◆ To be done
Identify the lines that contain the string "Auflösung" and copy all of them.

◆ Provided records
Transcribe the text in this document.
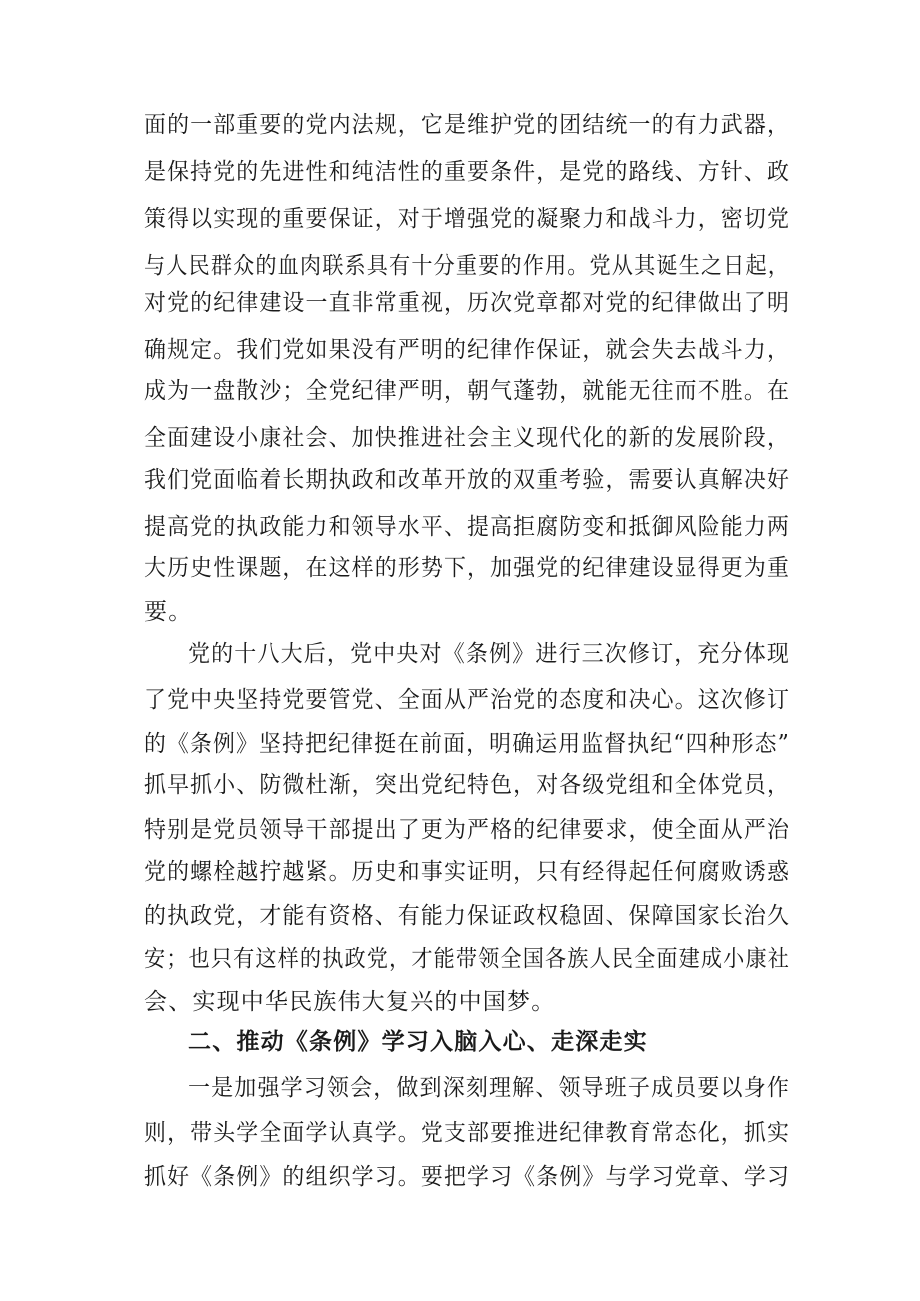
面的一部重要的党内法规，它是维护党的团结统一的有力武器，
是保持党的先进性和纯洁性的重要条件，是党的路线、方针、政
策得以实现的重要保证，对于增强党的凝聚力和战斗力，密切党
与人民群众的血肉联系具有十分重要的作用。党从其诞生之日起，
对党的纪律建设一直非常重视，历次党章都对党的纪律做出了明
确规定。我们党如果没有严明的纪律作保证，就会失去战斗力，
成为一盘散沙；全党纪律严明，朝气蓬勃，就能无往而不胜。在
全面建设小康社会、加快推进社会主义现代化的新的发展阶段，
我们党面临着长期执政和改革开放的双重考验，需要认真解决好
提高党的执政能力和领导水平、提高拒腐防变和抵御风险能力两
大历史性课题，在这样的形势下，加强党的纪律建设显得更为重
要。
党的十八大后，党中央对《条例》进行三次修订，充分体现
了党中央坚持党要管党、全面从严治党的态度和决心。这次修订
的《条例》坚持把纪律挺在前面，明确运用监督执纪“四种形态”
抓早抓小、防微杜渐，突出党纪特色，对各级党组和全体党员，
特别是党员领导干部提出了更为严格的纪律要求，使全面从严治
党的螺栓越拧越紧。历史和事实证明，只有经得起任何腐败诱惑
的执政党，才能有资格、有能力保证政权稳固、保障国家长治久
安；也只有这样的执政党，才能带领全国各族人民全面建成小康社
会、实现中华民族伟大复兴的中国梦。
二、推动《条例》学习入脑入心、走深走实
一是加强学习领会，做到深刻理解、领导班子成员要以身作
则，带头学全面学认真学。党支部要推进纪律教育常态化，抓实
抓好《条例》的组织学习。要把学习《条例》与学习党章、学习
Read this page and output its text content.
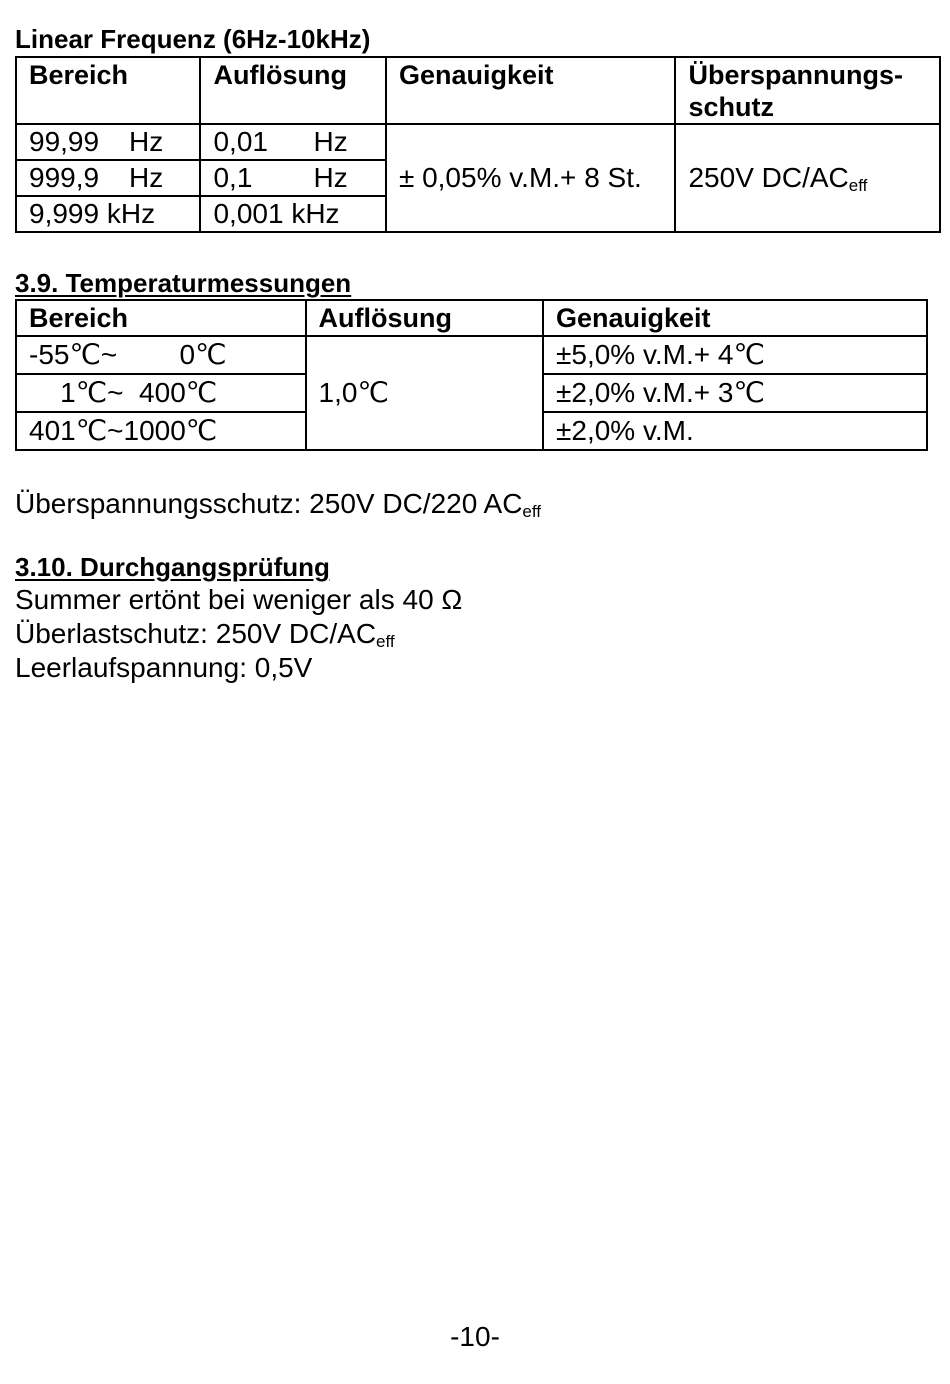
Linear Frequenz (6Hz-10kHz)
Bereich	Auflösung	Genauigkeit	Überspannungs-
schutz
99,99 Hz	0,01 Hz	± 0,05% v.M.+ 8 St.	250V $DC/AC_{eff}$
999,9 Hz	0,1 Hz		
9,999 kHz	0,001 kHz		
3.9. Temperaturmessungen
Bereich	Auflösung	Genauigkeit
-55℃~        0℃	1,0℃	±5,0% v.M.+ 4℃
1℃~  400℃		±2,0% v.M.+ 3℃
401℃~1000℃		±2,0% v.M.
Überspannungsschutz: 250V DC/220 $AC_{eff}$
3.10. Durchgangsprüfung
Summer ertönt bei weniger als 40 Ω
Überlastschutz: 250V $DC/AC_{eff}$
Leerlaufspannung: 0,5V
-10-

==

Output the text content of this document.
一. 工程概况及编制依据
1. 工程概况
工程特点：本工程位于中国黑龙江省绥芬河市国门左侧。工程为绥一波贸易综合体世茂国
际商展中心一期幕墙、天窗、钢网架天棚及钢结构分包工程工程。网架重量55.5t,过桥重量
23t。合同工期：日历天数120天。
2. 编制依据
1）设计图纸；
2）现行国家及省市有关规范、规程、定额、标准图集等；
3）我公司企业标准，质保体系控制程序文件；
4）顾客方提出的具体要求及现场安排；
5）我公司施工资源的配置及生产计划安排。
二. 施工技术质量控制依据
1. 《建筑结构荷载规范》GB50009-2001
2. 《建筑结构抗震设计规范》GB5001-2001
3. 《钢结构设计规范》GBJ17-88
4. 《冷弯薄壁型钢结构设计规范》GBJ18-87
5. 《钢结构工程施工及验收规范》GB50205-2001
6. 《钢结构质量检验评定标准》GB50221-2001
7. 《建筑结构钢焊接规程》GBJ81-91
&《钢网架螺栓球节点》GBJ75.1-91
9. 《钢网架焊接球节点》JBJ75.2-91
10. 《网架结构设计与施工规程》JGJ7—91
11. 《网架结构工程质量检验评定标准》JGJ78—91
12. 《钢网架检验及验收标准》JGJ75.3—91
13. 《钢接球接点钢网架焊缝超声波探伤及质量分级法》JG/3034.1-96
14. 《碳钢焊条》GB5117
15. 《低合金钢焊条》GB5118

◆ Response for this exercise
Bereich	Auflösung	Genauigkeit	Überspannungs-
Bereich	Auflösung	Genauigkeit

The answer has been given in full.